━━ Given information ━━
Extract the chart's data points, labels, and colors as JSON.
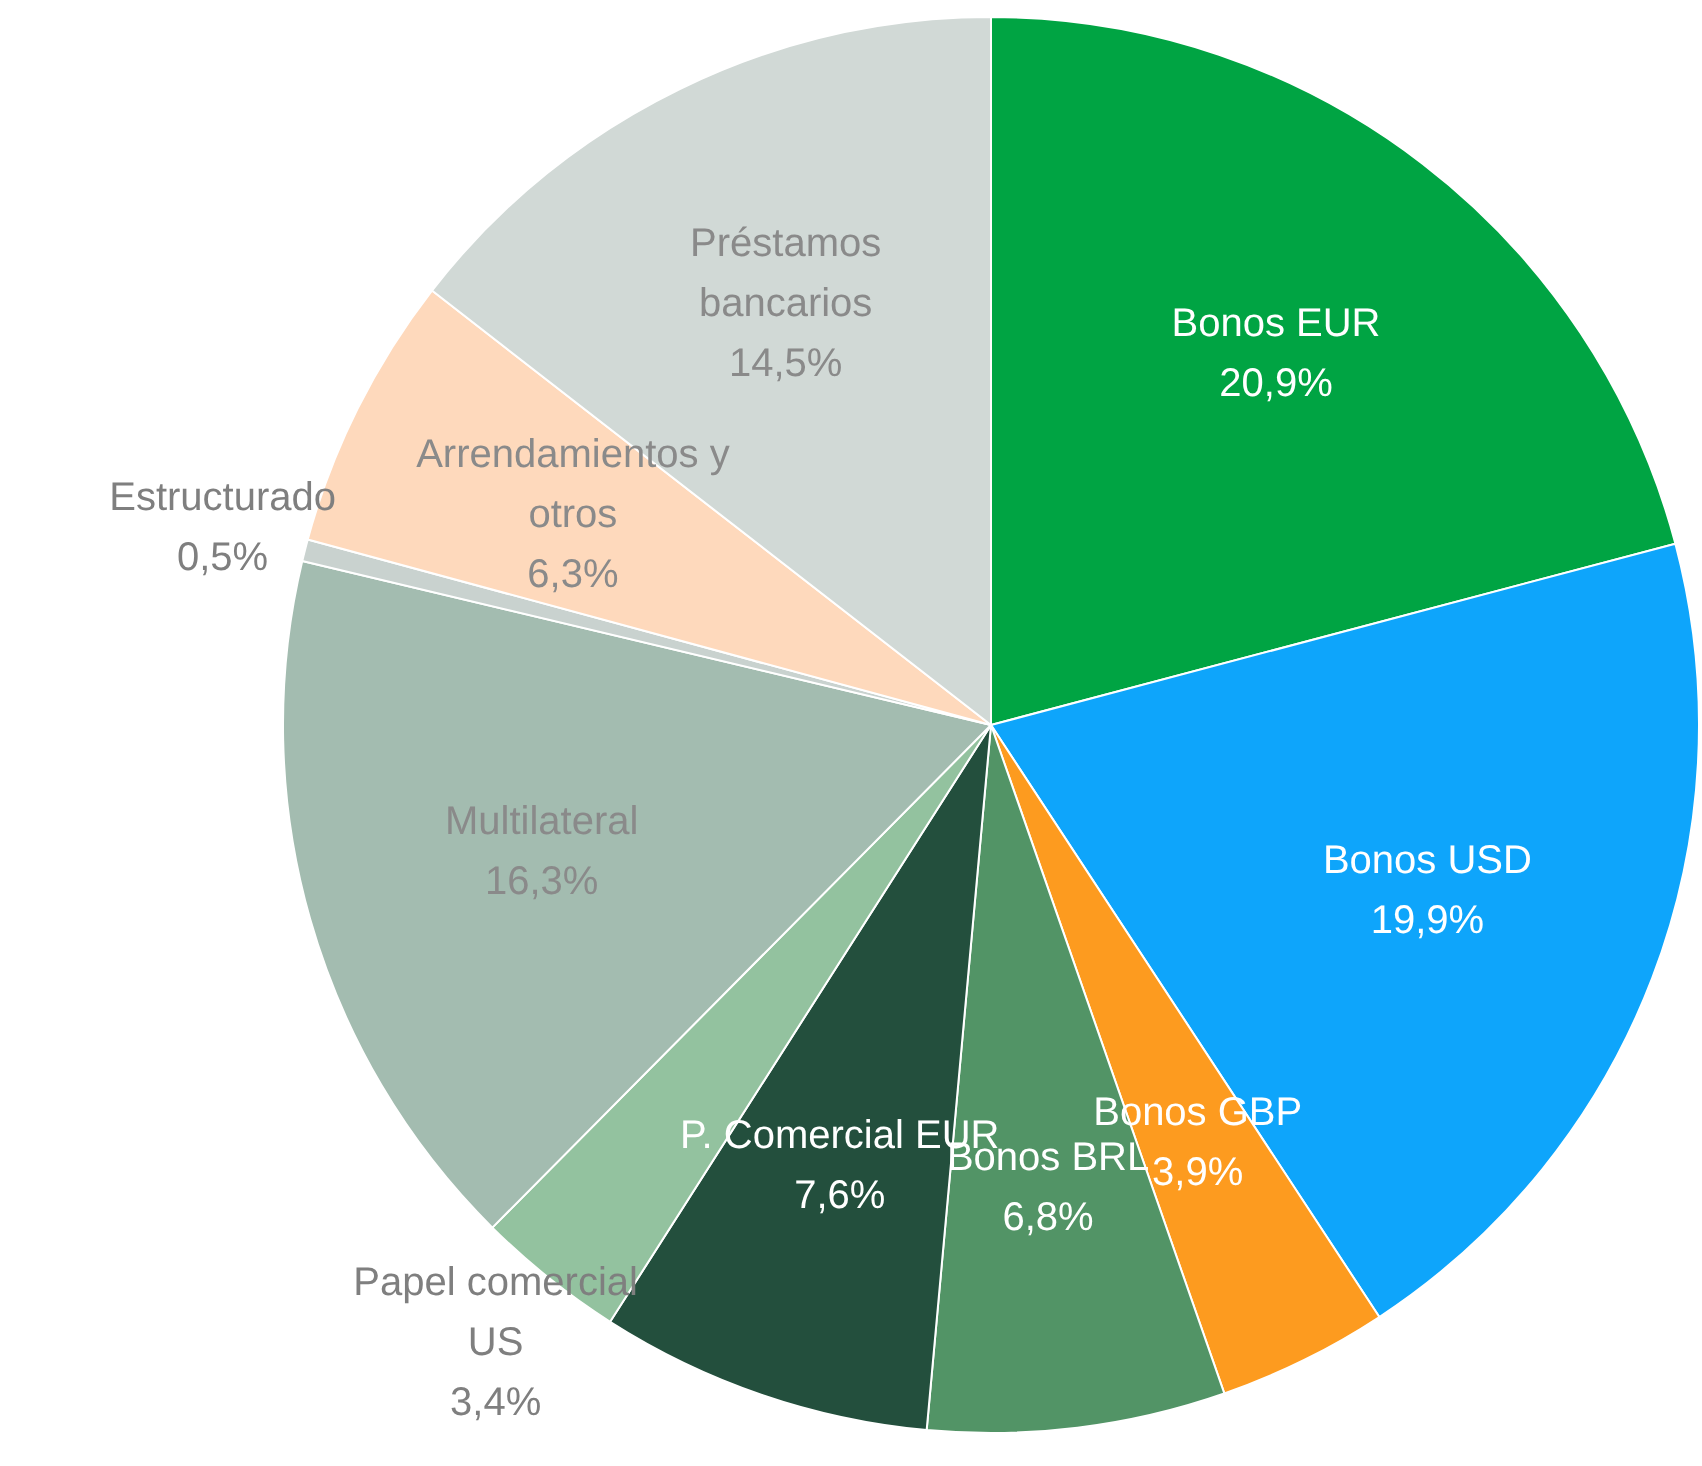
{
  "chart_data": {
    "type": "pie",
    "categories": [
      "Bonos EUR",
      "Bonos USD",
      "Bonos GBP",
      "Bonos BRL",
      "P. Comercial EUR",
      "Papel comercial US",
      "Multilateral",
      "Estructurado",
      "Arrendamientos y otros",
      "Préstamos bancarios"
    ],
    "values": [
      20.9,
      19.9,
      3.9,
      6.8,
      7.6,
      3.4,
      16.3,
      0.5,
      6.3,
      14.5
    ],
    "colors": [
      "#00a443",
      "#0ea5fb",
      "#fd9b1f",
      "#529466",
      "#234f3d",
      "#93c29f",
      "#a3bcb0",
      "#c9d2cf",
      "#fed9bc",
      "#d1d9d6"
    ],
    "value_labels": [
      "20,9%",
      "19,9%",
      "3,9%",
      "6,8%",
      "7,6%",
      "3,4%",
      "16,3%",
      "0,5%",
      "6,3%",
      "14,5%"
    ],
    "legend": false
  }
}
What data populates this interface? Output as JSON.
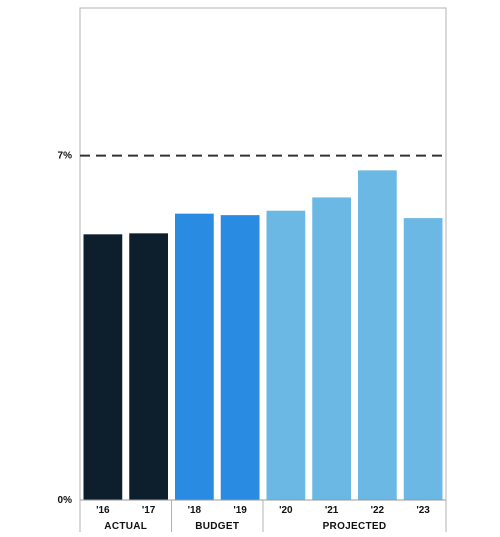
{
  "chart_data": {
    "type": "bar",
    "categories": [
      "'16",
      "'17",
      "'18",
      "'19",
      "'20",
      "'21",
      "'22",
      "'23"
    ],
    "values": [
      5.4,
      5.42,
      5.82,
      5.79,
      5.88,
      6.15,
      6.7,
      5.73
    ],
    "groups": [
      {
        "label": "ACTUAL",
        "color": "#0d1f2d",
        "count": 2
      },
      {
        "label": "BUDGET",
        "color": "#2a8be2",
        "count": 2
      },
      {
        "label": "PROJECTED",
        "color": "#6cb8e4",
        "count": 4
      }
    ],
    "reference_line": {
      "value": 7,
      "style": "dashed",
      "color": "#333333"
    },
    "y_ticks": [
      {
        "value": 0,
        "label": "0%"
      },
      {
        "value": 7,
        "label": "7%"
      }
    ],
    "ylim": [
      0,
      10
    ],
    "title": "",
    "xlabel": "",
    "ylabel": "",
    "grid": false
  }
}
━━━
• [Work instructions]: Leave out all pictures and retype precisely the lines that run from the line containing "What data populates" to the last line of the records.

• [Expected output]:
What data populates this interface? Output as JSON.
{
  "chart_data": {
    "type": "bar",
    "categories": [
      "'16",
      "'17",
      "'18",
      "'19",
      "'20",
      "'21",
      "'22",
      "'23"
    ],
    "values": [
      5.4,
      5.42,
      5.82,
      5.79,
      5.88,
      6.15,
      6.7,
      5.73
    ],
    "groups": [
      {
        "label": "ACTUAL",
        "color": "#0d1f2d",
        "count": 2
      },
      {
        "label": "BUDGET",
        "color": "#2a8be2",
        "count": 2
      },
      {
        "label": "PROJECTED",
        "color": "#6cb8e4",
        "count": 4
      }
    ],
    "reference_line": {
      "value": 7,
      "style": "dashed",
      "color": "#333333"
    },
    "y_ticks": [
      {
        "value": 0,
        "label": "0%"
      },
      {
        "value": 7,
        "label": "7%"
      }
    ],
    "ylim": [
      0,
      10
    ],
    "title": "",
    "xlabel": "",
    "ylabel": "",
    "grid": false
  }
}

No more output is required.